Records from a collection
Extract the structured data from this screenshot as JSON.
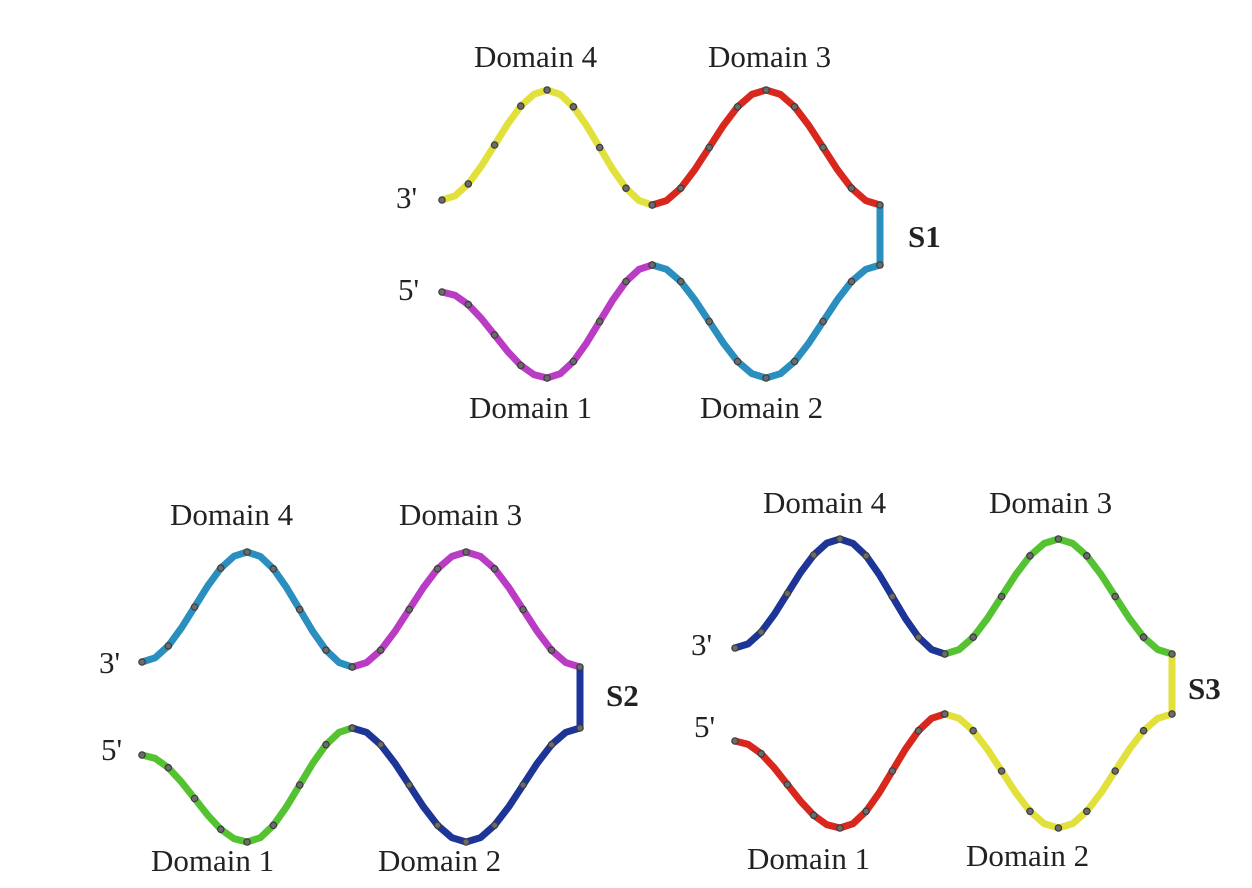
{
  "palette": {
    "yellow": "#e2e03a",
    "red": "#d8281e",
    "magenta": "#bb3cc4",
    "cyan": "#2a8fbf",
    "green": "#55c232",
    "navy": "#1d3597"
  },
  "structures": [
    {
      "id": "s1",
      "name": "S1",
      "end_3": "3'",
      "end_5": "5'",
      "domain_labels": [
        "Domain 4",
        "Domain 3",
        "Domain 1",
        "Domain 2"
      ],
      "colors": {
        "domain4": "yellow",
        "domain3": "red",
        "domain1": "magenta",
        "domain2": "cyan",
        "linker": "cyan"
      }
    },
    {
      "id": "s2",
      "name": "S2",
      "end_3": "3'",
      "end_5": "5'",
      "domain_labels": [
        "Domain 4",
        "Domain 3",
        "Domain 1",
        "Domain 2"
      ],
      "colors": {
        "domain4": "cyan",
        "domain3": "magenta",
        "domain1": "green",
        "domain2": "navy",
        "linker": "navy"
      }
    },
    {
      "id": "s3",
      "name": "S3",
      "end_3": "3'",
      "end_5": "5'",
      "domain_labels": [
        "Domain 4",
        "Domain 3",
        "Domain 1",
        "Domain 2"
      ],
      "colors": {
        "domain4": "navy",
        "domain3": "green",
        "domain1": "red",
        "domain2": "yellow",
        "linker": "yellow"
      }
    }
  ]
}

* **Directions for this task**
Omitting all images, retype each line of the records precisely.

* **Solution for this task**
Extract the structured data from this screenshot as JSON.
{
  "palette": {
    "yellow": "#e2e03a",
    "red": "#d8281e",
    "magenta": "#bb3cc4",
    "cyan": "#2a8fbf",
    "green": "#55c232",
    "navy": "#1d3597"
  },
  "structures": [
    {
      "id": "s1",
      "name": "S1",
      "end_3": "3'",
      "end_5": "5'",
      "domain_labels": [
        "Domain 4",
        "Domain 3",
        "Domain 1",
        "Domain 2"
      ],
      "colors": {
        "domain4": "yellow",
        "domain3": "red",
        "domain1": "magenta",
        "domain2": "cyan",
        "linker": "cyan"
      }
    },
    {
      "id": "s2",
      "name": "S2",
      "end_3": "3'",
      "end_5": "5'",
      "domain_labels": [
        "Domain 4",
        "Domain 3",
        "Domain 1",
        "Domain 2"
      ],
      "colors": {
        "domain4": "cyan",
        "domain3": "magenta",
        "domain1": "green",
        "domain2": "navy",
        "linker": "navy"
      }
    },
    {
      "id": "s3",
      "name": "S3",
      "end_3": "3'",
      "end_5": "5'",
      "domain_labels": [
        "Domain 4",
        "Domain 3",
        "Domain 1",
        "Domain 2"
      ],
      "colors": {
        "domain4": "navy",
        "domain3": "green",
        "domain1": "red",
        "domain2": "yellow",
        "linker": "yellow"
      }
    }
  ]
}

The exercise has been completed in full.